In the material below, find all lines with the string "ΑΠΟΒΛΗΤΑ" and copy them.
BEGIN Entries supplied
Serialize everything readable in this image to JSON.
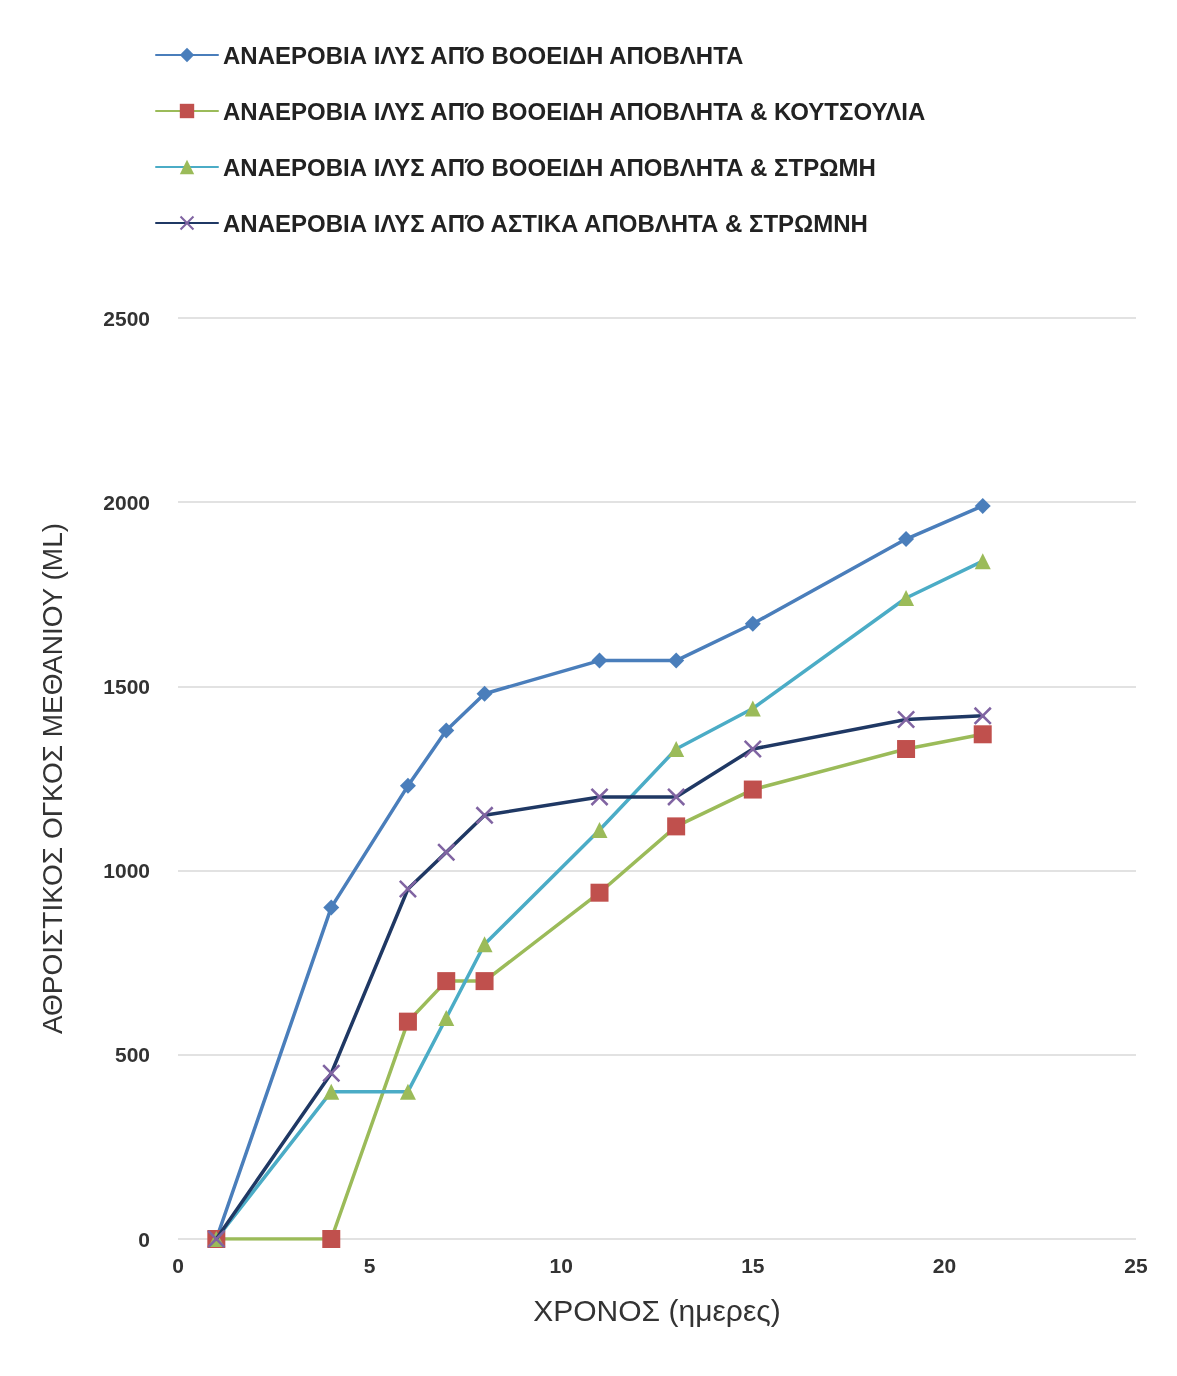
{
  "chart_data": {
    "type": "line",
    "xlabel": "ΧΡΟΝΟΣ (ημερες)",
    "ylabel": "ΑΘΡΟΙΣΤΙΚΟΣ ΟΓΚΟΣ ΜΕΘΑΝΙΟΥ (ML)",
    "x": [
      1,
      4,
      6,
      7,
      8,
      11,
      13,
      15,
      19,
      21
    ],
    "xlim": [
      0,
      25
    ],
    "xticks": [
      0,
      5,
      10,
      15,
      20,
      25
    ],
    "ylim": [
      0,
      2500
    ],
    "yticks": [
      0,
      500,
      1000,
      1500,
      2000,
      2500
    ],
    "grid": "y",
    "legend": "top left",
    "series": [
      {
        "name": "ΑΝΑΕΡΟΒΙΑ ΙΛΥΣ ΑΠΌ ΒΟΟΕΙΔΗ ΑΠΟΒΛΗΤΑ",
        "color": "#4a7ebb",
        "marker": "diamond",
        "values": [
          0,
          900,
          1230,
          1380,
          1480,
          1570,
          1570,
          1670,
          1900,
          1990
        ]
      },
      {
        "name": "ΑΝΑΕΡΟΒΙΑ ΙΛΥΣ ΑΠΌ ΒΟΟΕΙΔΗ ΑΠΟΒΛΗΤΑ & ΚΟΥΤΣΟΥΛΙΑ",
        "color": "#9bbb59",
        "colors": [
          "#c0504d",
          "#c0504d",
          "#c0504d",
          "#c0504d",
          "#c0504d",
          "#c0504d",
          "#c0504d",
          "#c0504d",
          "#c0504d",
          "#c0504d"
        ],
        "marker": "square",
        "values": [
          0,
          0,
          590,
          700,
          700,
          940,
          1120,
          1220,
          1330,
          1370
        ]
      },
      {
        "name": "ΑΝΑΕΡΟΒΙΑ ΙΛΥΣ ΑΠΌ ΒΟΟΕΙΔΗ ΑΠΟΒΛΗΤΑ & ΣΤΡΩΜΗ",
        "color": "#4bacc6",
        "colors": [
          "#9bbb59",
          "#9bbb59",
          "#9bbb59",
          "#9bbb59",
          "#9bbb59",
          "#9bbb59",
          "#9bbb59",
          "#9bbb59",
          "#9bbb59",
          "#9bbb59"
        ],
        "marker": "triangle",
        "values": [
          0,
          400,
          400,
          600,
          800,
          1110,
          1330,
          1440,
          1740,
          1840
        ]
      },
      {
        "name": "ΑΝΑΕΡΟΒΙΑ ΙΛΥΣ ΑΠΌ ΑΣΤΙΚΑ ΑΠΟΒΛΗΤΑ & ΣΤΡΩΜΝΗ",
        "color": "#1f3864",
        "colors": [
          "#8064a2",
          "#8064a2",
          "#8064a2",
          "#8064a2",
          "#8064a2",
          "#8064a2",
          "#8064a2",
          "#8064a2",
          "#8064a2",
          "#8064a2"
        ],
        "marker": "cross",
        "values": [
          0,
          450,
          950,
          1050,
          1150,
          1200,
          1200,
          1330,
          1410,
          1420
        ]
      }
    ]
  }
}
END Entries supplied
▶ **Response**:
        "name": "ΑΝΑΕΡΟΒΙΑ ΙΛΥΣ ΑΠΌ ΒΟΟΕΙΔΗ ΑΠΟΒΛΗΤΑ",
        "name": "ΑΝΑΕΡΟΒΙΑ ΙΛΥΣ ΑΠΌ ΒΟΟΕΙΔΗ ΑΠΟΒΛΗΤΑ & ΚΟΥΤΣΟΥΛΙΑ",
        "name": "ΑΝΑΕΡΟΒΙΑ ΙΛΥΣ ΑΠΌ ΒΟΟΕΙΔΗ ΑΠΟΒΛΗΤΑ & ΣΤΡΩΜΗ",
        "name": "ΑΝΑΕΡΟΒΙΑ ΙΛΥΣ ΑΠΌ ΑΣΤΙΚΑ ΑΠΟΒΛΗΤΑ & ΣΤΡΩΜΝΗ",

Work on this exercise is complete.